** start of SOURCE RECORDS **

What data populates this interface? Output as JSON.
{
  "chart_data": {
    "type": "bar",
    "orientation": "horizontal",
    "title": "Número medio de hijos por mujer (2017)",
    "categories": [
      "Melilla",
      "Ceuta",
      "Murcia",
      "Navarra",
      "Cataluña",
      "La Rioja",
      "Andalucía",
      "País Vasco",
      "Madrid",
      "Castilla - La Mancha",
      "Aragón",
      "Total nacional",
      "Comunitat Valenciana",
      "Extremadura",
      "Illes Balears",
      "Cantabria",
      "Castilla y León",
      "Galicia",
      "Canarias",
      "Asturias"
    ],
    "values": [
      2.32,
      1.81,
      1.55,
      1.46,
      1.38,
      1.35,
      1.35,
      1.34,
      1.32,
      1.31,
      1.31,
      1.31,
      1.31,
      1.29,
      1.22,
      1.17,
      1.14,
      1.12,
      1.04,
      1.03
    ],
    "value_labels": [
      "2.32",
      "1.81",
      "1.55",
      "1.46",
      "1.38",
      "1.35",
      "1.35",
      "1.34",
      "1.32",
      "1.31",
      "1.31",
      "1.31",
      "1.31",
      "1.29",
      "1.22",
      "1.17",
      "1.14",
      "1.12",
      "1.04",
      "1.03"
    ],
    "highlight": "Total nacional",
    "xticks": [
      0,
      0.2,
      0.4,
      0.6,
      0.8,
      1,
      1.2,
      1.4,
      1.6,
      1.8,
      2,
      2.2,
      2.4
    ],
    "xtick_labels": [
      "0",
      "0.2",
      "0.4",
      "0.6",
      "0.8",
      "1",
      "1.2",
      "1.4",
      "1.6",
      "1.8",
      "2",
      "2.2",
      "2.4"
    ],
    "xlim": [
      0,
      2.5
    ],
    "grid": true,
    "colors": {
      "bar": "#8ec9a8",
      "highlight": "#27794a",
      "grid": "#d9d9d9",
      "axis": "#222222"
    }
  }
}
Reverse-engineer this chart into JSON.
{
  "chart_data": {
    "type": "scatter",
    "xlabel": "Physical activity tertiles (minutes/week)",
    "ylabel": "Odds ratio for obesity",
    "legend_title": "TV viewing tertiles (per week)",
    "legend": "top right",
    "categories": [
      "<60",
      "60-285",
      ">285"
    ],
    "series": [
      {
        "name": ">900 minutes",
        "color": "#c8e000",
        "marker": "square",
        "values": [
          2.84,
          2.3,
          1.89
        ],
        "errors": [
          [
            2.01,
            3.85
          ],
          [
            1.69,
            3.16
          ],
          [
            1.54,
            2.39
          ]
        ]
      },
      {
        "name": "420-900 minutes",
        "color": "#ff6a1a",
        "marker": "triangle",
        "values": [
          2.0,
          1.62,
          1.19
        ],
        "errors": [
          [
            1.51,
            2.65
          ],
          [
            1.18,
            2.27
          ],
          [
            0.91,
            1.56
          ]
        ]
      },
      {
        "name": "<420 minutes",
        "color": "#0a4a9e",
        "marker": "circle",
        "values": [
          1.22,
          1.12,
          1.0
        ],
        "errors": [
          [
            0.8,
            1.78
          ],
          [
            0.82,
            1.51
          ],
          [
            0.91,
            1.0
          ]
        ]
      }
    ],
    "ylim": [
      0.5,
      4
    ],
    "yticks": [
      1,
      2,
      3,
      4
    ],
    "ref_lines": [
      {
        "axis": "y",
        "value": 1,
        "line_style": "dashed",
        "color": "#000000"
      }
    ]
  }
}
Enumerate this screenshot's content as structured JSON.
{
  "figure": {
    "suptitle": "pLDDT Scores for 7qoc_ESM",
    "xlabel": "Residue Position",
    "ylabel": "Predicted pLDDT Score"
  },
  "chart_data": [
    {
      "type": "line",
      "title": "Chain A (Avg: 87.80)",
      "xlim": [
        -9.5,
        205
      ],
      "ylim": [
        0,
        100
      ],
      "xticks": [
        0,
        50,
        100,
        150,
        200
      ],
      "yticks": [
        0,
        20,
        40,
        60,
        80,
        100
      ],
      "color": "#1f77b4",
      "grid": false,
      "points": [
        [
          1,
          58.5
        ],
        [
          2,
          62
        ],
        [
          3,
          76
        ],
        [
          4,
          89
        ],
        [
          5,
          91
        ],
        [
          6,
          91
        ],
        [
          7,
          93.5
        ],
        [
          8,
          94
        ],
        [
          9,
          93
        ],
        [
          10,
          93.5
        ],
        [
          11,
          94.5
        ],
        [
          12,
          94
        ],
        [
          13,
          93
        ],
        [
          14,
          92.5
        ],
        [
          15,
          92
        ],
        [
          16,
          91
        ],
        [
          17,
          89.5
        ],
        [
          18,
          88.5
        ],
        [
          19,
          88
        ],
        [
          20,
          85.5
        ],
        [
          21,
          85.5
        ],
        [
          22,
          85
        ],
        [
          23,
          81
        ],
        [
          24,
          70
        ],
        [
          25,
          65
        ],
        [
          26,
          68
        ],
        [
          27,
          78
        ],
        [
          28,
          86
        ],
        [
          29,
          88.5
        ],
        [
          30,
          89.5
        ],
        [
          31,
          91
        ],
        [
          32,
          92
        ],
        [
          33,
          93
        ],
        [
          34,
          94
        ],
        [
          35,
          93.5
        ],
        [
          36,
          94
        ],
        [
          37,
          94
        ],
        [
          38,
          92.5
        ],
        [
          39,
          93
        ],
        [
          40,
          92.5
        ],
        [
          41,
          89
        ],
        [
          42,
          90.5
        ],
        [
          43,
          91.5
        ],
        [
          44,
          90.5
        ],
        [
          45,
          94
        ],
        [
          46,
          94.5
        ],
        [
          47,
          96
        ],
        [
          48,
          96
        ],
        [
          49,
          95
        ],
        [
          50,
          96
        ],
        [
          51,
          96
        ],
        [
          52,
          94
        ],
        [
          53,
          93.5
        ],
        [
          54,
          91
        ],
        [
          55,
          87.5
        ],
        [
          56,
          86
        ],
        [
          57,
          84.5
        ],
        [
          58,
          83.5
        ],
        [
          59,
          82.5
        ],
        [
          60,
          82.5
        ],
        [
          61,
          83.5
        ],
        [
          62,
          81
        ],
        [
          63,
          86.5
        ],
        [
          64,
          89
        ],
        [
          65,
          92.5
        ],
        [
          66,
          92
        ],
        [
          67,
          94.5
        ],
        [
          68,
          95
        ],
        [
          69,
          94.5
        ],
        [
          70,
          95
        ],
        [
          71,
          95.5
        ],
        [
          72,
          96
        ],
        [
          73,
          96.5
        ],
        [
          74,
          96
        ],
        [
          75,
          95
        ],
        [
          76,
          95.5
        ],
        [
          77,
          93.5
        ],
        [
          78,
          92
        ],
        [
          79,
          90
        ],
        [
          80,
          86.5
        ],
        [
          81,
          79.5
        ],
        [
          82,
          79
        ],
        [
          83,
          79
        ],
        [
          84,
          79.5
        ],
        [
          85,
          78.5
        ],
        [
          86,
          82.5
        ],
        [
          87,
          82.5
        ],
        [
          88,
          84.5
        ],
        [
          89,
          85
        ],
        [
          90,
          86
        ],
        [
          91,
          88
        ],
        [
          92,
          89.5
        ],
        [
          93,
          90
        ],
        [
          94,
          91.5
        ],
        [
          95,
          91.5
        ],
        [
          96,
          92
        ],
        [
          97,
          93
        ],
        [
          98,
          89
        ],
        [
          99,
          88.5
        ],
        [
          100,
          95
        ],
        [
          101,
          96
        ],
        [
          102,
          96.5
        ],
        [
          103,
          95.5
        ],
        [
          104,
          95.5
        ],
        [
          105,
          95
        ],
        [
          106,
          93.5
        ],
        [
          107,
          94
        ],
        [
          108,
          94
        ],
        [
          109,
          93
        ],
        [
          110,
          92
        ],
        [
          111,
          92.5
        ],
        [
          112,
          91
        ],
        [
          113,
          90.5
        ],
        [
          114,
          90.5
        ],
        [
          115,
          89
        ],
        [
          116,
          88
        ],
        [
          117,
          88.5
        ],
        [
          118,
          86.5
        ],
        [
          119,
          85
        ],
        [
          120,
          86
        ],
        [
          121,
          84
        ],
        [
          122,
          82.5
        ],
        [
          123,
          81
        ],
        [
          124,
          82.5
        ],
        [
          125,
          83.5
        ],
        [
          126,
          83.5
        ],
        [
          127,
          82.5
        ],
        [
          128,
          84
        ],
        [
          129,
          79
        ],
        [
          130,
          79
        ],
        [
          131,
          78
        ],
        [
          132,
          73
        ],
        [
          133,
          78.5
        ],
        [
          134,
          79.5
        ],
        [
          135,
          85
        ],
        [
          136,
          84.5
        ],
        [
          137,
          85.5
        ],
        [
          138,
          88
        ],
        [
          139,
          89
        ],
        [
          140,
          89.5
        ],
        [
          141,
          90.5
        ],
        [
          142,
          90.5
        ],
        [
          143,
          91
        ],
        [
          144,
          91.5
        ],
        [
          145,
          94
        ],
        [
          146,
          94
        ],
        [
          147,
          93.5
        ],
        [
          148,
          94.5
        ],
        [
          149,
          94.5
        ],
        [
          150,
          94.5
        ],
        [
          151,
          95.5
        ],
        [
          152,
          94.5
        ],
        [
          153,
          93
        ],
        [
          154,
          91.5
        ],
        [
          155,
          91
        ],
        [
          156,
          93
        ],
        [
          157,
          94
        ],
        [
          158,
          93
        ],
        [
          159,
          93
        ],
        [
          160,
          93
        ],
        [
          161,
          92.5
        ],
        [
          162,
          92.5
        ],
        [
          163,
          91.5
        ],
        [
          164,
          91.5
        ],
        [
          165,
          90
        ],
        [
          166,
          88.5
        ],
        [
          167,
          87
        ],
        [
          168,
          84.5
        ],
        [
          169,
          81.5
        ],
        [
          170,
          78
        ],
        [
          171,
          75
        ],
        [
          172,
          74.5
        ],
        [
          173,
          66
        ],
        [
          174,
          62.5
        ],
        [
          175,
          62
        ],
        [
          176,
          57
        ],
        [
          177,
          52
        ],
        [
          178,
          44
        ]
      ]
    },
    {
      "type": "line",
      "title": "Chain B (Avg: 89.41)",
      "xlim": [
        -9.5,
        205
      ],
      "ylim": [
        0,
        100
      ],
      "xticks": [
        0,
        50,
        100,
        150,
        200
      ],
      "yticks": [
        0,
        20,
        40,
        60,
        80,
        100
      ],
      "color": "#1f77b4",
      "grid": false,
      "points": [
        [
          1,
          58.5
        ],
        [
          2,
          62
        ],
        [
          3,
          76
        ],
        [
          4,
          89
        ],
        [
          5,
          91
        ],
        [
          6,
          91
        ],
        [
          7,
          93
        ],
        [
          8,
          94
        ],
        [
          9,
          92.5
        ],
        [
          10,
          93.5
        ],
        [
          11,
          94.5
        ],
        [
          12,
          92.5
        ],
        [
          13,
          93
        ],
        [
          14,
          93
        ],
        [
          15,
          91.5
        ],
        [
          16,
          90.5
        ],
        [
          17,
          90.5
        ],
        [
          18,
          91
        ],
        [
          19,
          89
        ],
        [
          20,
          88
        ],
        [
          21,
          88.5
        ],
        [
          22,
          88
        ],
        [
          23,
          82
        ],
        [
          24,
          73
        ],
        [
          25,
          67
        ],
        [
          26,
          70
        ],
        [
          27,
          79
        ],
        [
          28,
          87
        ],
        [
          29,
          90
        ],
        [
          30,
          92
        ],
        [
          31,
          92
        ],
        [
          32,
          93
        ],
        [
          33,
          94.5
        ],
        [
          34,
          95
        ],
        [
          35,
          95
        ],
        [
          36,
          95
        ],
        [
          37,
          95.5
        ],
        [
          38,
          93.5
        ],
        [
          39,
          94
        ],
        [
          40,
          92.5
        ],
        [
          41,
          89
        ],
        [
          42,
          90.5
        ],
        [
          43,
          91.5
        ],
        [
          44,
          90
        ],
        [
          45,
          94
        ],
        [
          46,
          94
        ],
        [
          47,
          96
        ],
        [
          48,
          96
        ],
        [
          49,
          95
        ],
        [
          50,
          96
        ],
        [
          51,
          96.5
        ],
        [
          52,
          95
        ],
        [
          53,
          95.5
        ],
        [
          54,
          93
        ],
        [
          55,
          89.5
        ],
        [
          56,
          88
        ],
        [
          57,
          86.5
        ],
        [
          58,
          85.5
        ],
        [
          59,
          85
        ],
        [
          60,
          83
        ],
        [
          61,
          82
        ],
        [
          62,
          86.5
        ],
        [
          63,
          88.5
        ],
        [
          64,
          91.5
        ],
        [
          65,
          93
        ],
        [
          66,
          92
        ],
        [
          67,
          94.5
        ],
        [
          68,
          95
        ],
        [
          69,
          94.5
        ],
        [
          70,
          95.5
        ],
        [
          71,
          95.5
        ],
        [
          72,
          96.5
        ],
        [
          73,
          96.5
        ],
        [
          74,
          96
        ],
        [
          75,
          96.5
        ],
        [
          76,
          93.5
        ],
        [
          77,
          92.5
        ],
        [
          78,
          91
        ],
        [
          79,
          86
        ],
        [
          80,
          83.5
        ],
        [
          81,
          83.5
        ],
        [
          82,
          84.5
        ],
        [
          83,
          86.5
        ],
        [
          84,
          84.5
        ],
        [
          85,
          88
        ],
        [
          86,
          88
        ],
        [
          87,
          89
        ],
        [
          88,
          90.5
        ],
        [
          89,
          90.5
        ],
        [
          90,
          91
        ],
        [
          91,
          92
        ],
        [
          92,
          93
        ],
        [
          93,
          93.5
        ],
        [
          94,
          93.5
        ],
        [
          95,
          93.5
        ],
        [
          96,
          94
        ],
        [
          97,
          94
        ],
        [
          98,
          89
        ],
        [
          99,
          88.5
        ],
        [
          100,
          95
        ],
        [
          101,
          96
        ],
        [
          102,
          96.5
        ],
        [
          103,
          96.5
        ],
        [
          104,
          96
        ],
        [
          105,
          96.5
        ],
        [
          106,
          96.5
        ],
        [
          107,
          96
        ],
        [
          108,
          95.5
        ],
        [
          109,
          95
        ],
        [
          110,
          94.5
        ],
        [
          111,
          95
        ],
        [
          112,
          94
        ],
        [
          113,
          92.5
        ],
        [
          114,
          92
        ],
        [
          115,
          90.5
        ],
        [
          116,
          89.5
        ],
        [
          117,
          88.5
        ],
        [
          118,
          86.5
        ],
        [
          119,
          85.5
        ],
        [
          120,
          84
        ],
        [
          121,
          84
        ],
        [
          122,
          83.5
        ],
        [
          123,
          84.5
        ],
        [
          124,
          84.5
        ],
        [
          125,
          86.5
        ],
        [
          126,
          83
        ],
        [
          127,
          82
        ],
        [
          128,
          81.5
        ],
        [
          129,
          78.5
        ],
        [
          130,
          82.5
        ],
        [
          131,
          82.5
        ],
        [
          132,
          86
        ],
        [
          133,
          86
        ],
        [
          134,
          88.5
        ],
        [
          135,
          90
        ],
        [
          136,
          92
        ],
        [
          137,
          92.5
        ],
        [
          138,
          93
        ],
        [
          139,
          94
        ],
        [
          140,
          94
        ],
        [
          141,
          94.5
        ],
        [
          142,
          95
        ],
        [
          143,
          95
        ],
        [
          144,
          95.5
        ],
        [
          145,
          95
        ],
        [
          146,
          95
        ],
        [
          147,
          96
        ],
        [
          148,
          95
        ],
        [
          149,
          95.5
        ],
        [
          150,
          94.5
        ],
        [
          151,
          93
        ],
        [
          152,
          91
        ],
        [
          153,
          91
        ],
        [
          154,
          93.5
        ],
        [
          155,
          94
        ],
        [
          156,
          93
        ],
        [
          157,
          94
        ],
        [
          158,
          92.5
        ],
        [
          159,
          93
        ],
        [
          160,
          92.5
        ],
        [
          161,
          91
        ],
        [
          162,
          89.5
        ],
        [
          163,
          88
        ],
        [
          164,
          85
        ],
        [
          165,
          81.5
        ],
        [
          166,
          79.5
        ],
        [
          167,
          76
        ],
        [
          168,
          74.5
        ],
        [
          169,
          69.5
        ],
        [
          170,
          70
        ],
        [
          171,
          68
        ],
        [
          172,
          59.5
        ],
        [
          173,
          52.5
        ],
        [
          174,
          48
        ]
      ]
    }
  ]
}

** end of SOURCE RECORDS **

_PROBLEM STATEMENT_
Determine how many lines of the listing hold the word "marker" and reply with that figure alone.

_ANSWER TO THIS TASK_
3